## EXERCISE DESCRIPTION
Select every line holding the word "卡毛来此购" and copy it.

## RECORDS PROVIDED
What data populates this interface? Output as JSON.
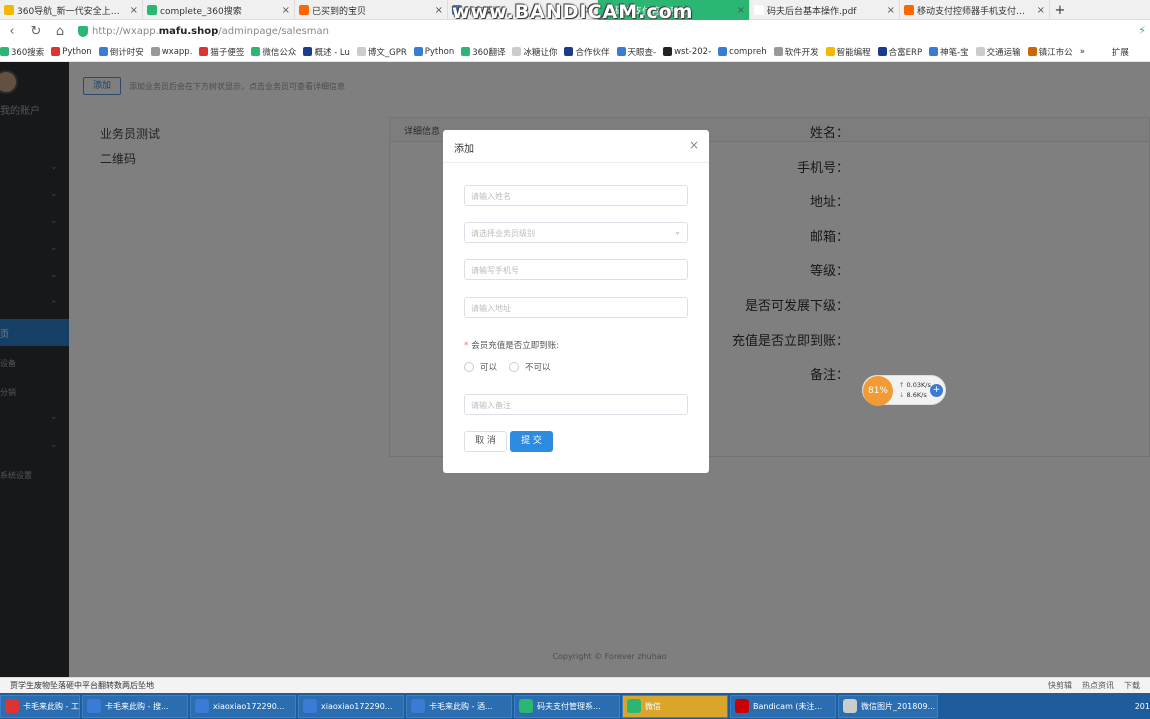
{
  "watermark": "www.BANDICAM.com",
  "tabs": [
    {
      "label": "360导航_新一代安全上网导航",
      "color": "#f5b800"
    },
    {
      "label": "complete_360搜索",
      "color": "#2bb673"
    },
    {
      "label": "已买到的宝贝",
      "color": "#ff6600"
    },
    {
      "label": "扑克模板",
      "color": "#3a7bd5"
    },
    {
      "label": "码夫支付管理系统",
      "color": "#2bb673",
      "active": true
    },
    {
      "label": "码夫后台基本操作.pdf",
      "color": "#ffffff"
    },
    {
      "label": "移动支付控师器手机支付扫码收",
      "color": "#ff6600"
    }
  ],
  "new_tab": "+",
  "address": {
    "scheme": "http://wxapp.",
    "host": "mafu.shop",
    "path": "/adminpage/salesman"
  },
  "bookmarks": [
    {
      "label": "360搜索",
      "color": "#2bb673"
    },
    {
      "label": "Python",
      "color": "#d33"
    },
    {
      "label": "倒计时安",
      "color": "#3a7bd5"
    },
    {
      "label": "wxapp.",
      "color": "#999"
    },
    {
      "label": "猫子便签",
      "color": "#d33"
    },
    {
      "label": "微信公众",
      "color": "#2bb673"
    },
    {
      "label": "概述 - Lu",
      "color": "#1a3c8c"
    },
    {
      "label": "博文_GPR",
      "color": "#ccc"
    },
    {
      "label": "Python",
      "color": "#3a7bd5"
    },
    {
      "label": "360翻译",
      "color": "#2bb673"
    },
    {
      "label": "冰糖让你",
      "color": "#ccc"
    },
    {
      "label": "合作伙伴",
      "color": "#1a3c8c"
    },
    {
      "label": "天眼查-",
      "color": "#3a7bd5"
    },
    {
      "label": "wst-202-",
      "color": "#222"
    },
    {
      "label": "compreh",
      "color": "#3a7bd5"
    },
    {
      "label": "软件开发",
      "color": "#999"
    },
    {
      "label": "智能编程",
      "color": "#f5b800"
    },
    {
      "label": "合富ERP",
      "color": "#1a3c8c"
    },
    {
      "label": "神笔-宝",
      "color": "#3a7bd5"
    },
    {
      "label": "交通运输",
      "color": "#ccc"
    },
    {
      "label": "镇江市公",
      "color": "#c60"
    }
  ],
  "bookmark_more": "»",
  "bookmark_ext": "扩展",
  "sidebar": {
    "account": "我的账户",
    "active_item": "页",
    "items": [
      "设备",
      "分销",
      "系统设置"
    ]
  },
  "content": {
    "add_button": "添加",
    "hint": "添加业务员后会在下方树状显示，点击业务员可查看详细信息",
    "left_list": [
      "业务员测试",
      "二维码"
    ],
    "panel_title": "详细信息",
    "fields": [
      "姓名：",
      "手机号：",
      "地址：",
      "邮箱：",
      "等级：",
      "是否可发展下级：",
      "充值是否立即到账：",
      "备注："
    ],
    "copyright": "Copyright © Forever zhuhao"
  },
  "modal": {
    "title": "添加",
    "close": "×",
    "name_placeholder": "请输入姓名",
    "level_placeholder": "请选择业务员级别",
    "phone_placeholder": "请输写手机号",
    "address_placeholder": "请输入地址",
    "recharge_label": "会员充值是否立即到账:",
    "radio_yes": "可以",
    "radio_no": "不可以",
    "remark_placeholder": "请输入备注",
    "cancel": "取 消",
    "submit": "提 交"
  },
  "net_widget": {
    "percent": "81%",
    "up": "0.03K/s",
    "down": "8.6K/s"
  },
  "statusbar": {
    "news": "贾学生废物坠落砸中平台翻转数两后坠地",
    "right_items": [
      "快剪辑",
      "热点资讯",
      "下载"
    ]
  },
  "taskbar": [
    {
      "label": "卡毛来此购 - 工...",
      "color": "#d33"
    },
    {
      "label": "卡毛来此购 - 搜...",
      "color": "#3a7bd5"
    },
    {
      "label": "xiaoxiao172290...",
      "color": "#3a7bd5"
    },
    {
      "label": "xiaoxiao172290...",
      "color": "#3a7bd5"
    },
    {
      "label": "卡毛来此购 - 酒...",
      "color": "#3a7bd5"
    },
    {
      "label": "码夫支付管理系...",
      "color": "#2bb673"
    },
    {
      "label": "微信",
      "color": "#2bb673",
      "highlight": true
    },
    {
      "label": "Bandicam (未注...",
      "color": "#c00"
    },
    {
      "label": "微信图片_201809...",
      "color": "#ccc"
    }
  ],
  "tray_year": "201"
}
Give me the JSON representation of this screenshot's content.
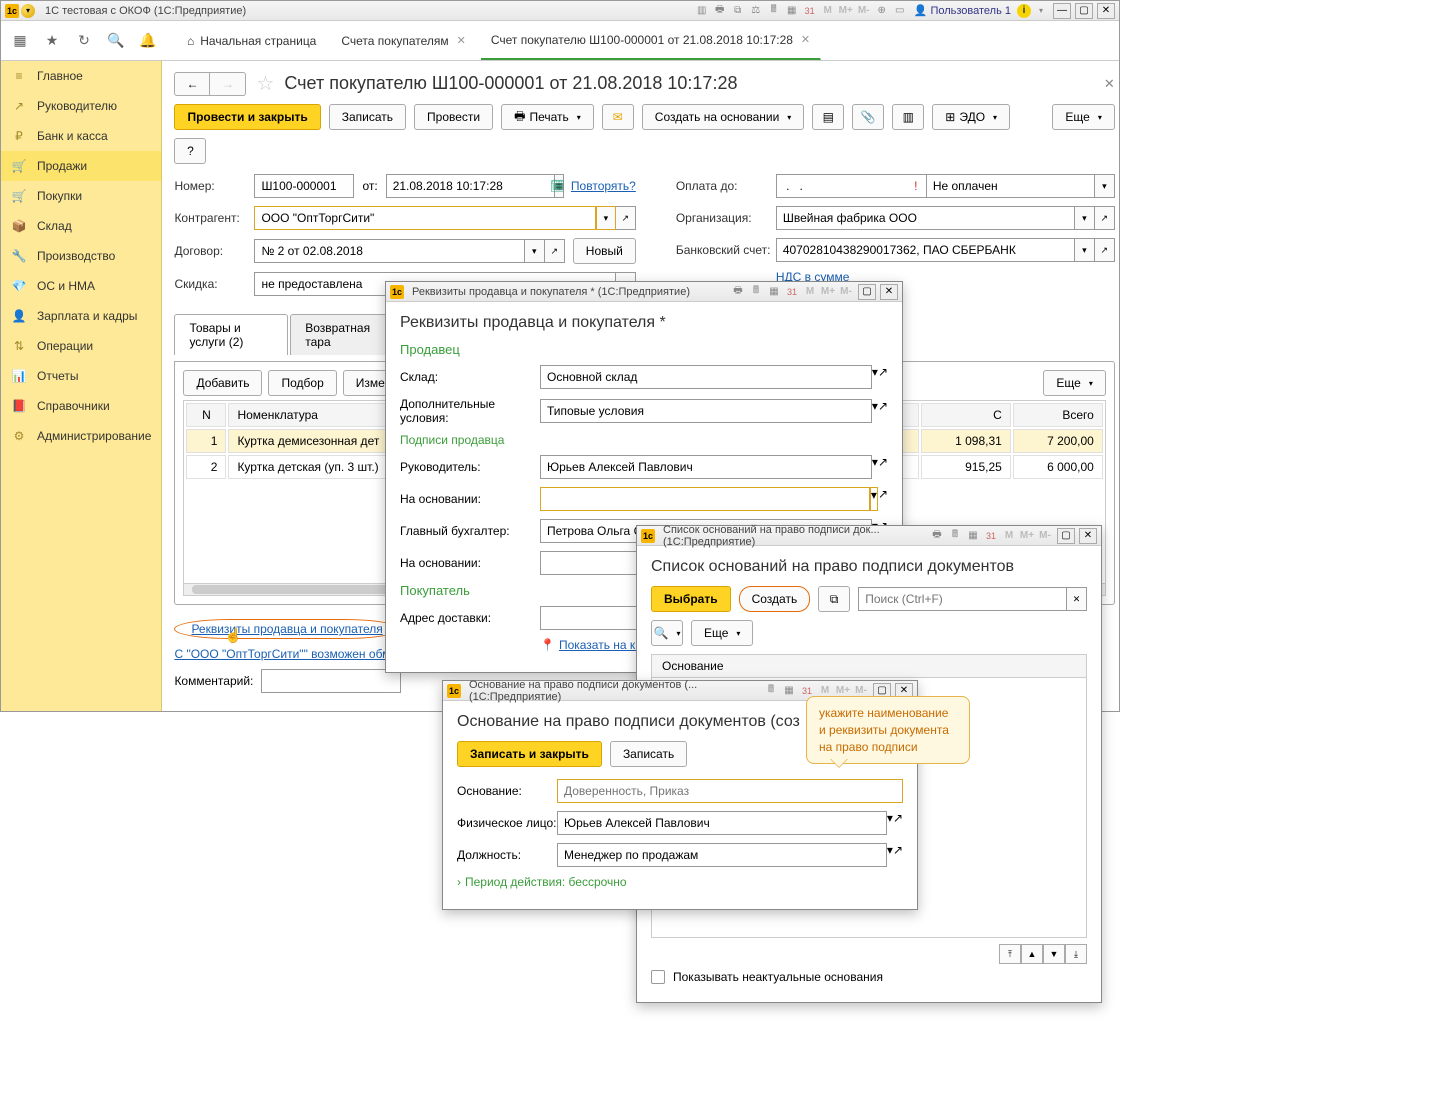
{
  "app": {
    "title": "1С тестовая с ОКОФ (1С:Предприятие)",
    "user": "Пользователь 1"
  },
  "mainTabs": {
    "home": "Начальная страница",
    "tab1": "Счета покупателям",
    "tab2": "Счет покупателю Ш100-000001 от 21.08.2018 10:17:28"
  },
  "sidebar": {
    "items": [
      {
        "icon": "≡",
        "label": "Главное"
      },
      {
        "icon": "↗",
        "label": "Руководителю"
      },
      {
        "icon": "₽",
        "label": "Банк и касса"
      },
      {
        "icon": "🛒",
        "label": "Продажи"
      },
      {
        "icon": "🛍",
        "label": "Покупки"
      },
      {
        "icon": "📦",
        "label": "Склад"
      },
      {
        "icon": "🏭",
        "label": "Производство"
      },
      {
        "icon": "💎",
        "label": "ОС и НМА"
      },
      {
        "icon": "👤",
        "label": "Зарплата и кадры"
      },
      {
        "icon": "⇅",
        "label": "Операции"
      },
      {
        "icon": "📊",
        "label": "Отчеты"
      },
      {
        "icon": "📕",
        "label": "Справочники"
      },
      {
        "icon": "⚙",
        "label": "Администрирование"
      }
    ]
  },
  "doc": {
    "title": "Счет покупателю Ш100-000001 от 21.08.2018 10:17:28",
    "saveAndClose": "Провести и закрыть",
    "save": "Записать",
    "post": "Провести",
    "print": "Печать",
    "createBased": "Создать на основании",
    "edo": "ЭДО",
    "more": "Еще",
    "help": "?",
    "numberLabel": "Номер:",
    "number": "Ш100-000001",
    "fromLabel": "от:",
    "date": "21.08.2018 10:17:28",
    "repeat": "Повторять?",
    "counterpartyLabel": "Контрагент:",
    "counterparty": "ООО \"ОптТоргСити\"",
    "contractLabel": "Договор:",
    "contract": "№ 2 от 02.08.2018",
    "new": "Новый",
    "discountLabel": "Скидка:",
    "discount": "не предоставлена",
    "payUntilLabel": "Оплата до:",
    "payUntil": " .   .",
    "notPaid": "Не оплачен",
    "orgLabel": "Организация:",
    "org": "Швейная фабрика ООО",
    "bankAccLabel": "Банковский счет:",
    "bankAcc": "40702810438290017362, ПАО СБЕРБАНК",
    "vatLink": "НДС в сумме",
    "tableTabs": {
      "tab1": "Товары и услуги (2)",
      "tab2": "Возвратная тара"
    },
    "tblButtons": {
      "add": "Добавить",
      "select": "Подбор",
      "change": "Изме"
    },
    "tblCols": {
      "n": "N",
      "nom": "Номенклатура",
      "c": "С",
      "total": "Всего"
    },
    "rows": [
      {
        "n": "1",
        "nom": "Куртка демисезонная дет",
        "c": "1 098,31",
        "total": "7 200,00"
      },
      {
        "n": "2",
        "nom": "Куртка детская (уп. 3 шт.)",
        "c": "915,25",
        "total": "6 000,00"
      }
    ],
    "footerLink": "Реквизиты продавца и покупателя",
    "exchangeLink": "С \"ООО \"ОптТоргСити\"\" возможен обме",
    "commentLabel": "Комментарий:"
  },
  "popup1": {
    "winTitle": "Реквизиты продавца и покупателя *  (1С:Предприятие)",
    "title": "Реквизиты продавца и покупателя *",
    "seller": "Продавец",
    "warehouseLabel": "Склад:",
    "warehouse": "Основной склад",
    "condLabel": "Дополнительные условия:",
    "cond": "Типовые условия",
    "sigTitle": "Подписи продавца",
    "managerLabel": "Руководитель:",
    "manager": "Юрьев Алексей Павлович",
    "basisLabel": "На основании:",
    "basis": "",
    "accountantLabel": "Главный бухгалтер:",
    "accountant": "Петрова Ольга Степановна",
    "basis2Label": "На основании:",
    "buyer": "Покупатель",
    "addrLabel": "Адрес доставки:",
    "showMapLink": "Показать на карт"
  },
  "popup2": {
    "winTitle": "Список оснований на право подписи док...  (1С:Предприятие)",
    "title": "Список оснований на право подписи документов",
    "select": "Выбрать",
    "create": "Создать",
    "searchPh": "Поиск (Ctrl+F)",
    "more": "Еще",
    "colBasis": "Основание",
    "showIrrelevant": "Показывать неактуальные основания"
  },
  "popup3": {
    "winTitle": "Основание на право подписи документов (... (1С:Предприятие)",
    "title": "Основание на право подписи документов (соз",
    "saveClose": "Записать и закрыть",
    "save": "Записать",
    "basisLabel": "Основание:",
    "basisPh": "Доверенность, Приказ",
    "personLabel": "Физическое лицо:",
    "person": "Юрьев Алексей Павлович",
    "positionLabel": "Должность:",
    "position": "Менеджер по продажам",
    "periodLink": "Период действия: бессрочно"
  },
  "tooltip": {
    "line1": "укажите наименование",
    "line2": "и реквизиты документа",
    "line3": "на право подписи"
  }
}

## TASK RESULT
      "label": "卡毛来此购 - 工...",
      "label": "卡毛来此购 - 搜...",
      "label": "卡毛来此购 - 酒...",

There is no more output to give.